Task goal:
Check each line of the material below, and copy it if it holds the string "εὐθείας".

Raw data:
»»

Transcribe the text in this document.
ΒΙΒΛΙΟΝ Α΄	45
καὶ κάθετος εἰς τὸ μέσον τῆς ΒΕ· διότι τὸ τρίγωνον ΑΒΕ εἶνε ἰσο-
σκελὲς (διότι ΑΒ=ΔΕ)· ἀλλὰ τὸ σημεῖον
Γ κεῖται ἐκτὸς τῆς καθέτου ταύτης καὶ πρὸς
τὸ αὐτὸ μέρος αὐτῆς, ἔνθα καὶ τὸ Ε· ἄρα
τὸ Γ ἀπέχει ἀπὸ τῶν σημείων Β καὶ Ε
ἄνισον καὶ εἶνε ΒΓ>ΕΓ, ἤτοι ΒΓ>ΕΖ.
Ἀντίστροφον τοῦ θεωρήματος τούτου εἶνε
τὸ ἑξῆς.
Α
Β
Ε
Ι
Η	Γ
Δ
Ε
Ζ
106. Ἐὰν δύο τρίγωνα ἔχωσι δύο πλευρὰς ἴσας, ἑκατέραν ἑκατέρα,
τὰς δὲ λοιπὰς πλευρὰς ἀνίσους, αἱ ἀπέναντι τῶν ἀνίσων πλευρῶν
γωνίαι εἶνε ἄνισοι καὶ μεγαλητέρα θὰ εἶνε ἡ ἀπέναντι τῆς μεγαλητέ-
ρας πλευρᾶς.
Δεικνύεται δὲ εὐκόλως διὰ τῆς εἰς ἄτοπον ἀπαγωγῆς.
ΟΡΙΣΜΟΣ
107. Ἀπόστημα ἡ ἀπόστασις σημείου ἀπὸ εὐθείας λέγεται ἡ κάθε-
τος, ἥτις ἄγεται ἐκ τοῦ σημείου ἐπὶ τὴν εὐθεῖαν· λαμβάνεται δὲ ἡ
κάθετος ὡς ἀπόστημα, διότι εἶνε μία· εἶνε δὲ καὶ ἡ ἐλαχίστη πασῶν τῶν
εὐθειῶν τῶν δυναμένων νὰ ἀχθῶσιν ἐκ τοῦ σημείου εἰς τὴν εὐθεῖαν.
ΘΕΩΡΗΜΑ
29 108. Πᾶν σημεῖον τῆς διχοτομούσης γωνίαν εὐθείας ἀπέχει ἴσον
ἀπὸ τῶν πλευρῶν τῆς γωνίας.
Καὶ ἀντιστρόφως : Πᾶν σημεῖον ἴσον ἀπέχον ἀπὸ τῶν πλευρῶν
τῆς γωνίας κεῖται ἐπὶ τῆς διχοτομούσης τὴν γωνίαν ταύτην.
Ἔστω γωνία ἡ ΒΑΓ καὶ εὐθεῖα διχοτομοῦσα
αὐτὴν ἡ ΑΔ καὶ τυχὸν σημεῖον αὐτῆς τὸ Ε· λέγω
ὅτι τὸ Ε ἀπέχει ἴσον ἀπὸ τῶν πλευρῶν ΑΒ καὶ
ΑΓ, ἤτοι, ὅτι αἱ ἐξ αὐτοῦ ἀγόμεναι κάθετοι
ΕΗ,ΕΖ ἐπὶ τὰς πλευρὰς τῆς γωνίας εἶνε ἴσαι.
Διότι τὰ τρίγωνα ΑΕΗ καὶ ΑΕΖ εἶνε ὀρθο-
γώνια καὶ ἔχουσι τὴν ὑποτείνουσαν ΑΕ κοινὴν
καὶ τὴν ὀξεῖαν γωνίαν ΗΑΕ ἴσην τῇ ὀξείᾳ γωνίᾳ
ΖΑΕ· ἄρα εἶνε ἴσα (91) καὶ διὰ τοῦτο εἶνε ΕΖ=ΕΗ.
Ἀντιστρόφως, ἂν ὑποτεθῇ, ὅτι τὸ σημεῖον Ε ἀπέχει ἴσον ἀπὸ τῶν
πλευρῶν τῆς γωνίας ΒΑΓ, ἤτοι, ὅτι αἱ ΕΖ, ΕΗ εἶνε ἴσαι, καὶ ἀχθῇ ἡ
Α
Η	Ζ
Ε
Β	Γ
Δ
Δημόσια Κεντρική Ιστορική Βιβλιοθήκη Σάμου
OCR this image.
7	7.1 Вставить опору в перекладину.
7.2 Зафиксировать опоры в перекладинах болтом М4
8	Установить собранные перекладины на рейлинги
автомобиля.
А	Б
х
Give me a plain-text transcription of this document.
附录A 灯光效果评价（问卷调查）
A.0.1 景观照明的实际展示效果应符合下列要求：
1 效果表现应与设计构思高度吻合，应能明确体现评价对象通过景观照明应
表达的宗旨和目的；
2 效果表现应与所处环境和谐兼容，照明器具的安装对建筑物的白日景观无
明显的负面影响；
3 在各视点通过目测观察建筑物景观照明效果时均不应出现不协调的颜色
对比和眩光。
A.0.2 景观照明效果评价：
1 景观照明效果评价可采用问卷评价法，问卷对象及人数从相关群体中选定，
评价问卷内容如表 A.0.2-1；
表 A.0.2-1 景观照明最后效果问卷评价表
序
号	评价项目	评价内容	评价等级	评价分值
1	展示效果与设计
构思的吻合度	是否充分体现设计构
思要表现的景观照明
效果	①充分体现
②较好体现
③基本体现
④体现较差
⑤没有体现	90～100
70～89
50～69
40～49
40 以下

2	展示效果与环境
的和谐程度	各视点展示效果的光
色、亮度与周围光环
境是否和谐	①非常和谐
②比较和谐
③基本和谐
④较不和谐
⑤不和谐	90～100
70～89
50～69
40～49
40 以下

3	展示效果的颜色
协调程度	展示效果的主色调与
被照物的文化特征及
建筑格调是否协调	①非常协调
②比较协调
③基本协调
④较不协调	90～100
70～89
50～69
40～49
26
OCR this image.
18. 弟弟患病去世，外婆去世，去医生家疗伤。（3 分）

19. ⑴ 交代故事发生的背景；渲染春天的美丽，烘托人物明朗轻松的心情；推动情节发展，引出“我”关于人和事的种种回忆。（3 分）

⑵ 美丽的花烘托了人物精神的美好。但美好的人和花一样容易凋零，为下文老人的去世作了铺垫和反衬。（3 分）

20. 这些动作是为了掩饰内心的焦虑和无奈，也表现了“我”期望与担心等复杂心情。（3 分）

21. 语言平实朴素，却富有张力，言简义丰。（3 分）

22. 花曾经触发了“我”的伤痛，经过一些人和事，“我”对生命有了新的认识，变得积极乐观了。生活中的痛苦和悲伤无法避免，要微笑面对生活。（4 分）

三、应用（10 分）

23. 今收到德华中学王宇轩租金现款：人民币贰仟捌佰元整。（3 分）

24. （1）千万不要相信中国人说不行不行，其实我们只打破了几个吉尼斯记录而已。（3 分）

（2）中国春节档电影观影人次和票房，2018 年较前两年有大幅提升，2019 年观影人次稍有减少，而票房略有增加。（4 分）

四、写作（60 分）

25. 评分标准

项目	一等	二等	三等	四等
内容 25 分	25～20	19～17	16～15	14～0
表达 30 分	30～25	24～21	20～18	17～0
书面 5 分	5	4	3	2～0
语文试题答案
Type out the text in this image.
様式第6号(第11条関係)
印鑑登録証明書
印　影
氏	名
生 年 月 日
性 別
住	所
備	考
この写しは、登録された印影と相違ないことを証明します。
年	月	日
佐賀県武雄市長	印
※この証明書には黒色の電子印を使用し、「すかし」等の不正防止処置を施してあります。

««

Solution:
107. Ἀπόστημα ἡ ἀπόστασις σημείου ἀπὸ εὐθείας λέγεται ἡ κάθε-
29 108. Πᾶν σημεῖον τῆς διχοτομούσης γωνίαν εὐθείας ἀπέχει ἴσον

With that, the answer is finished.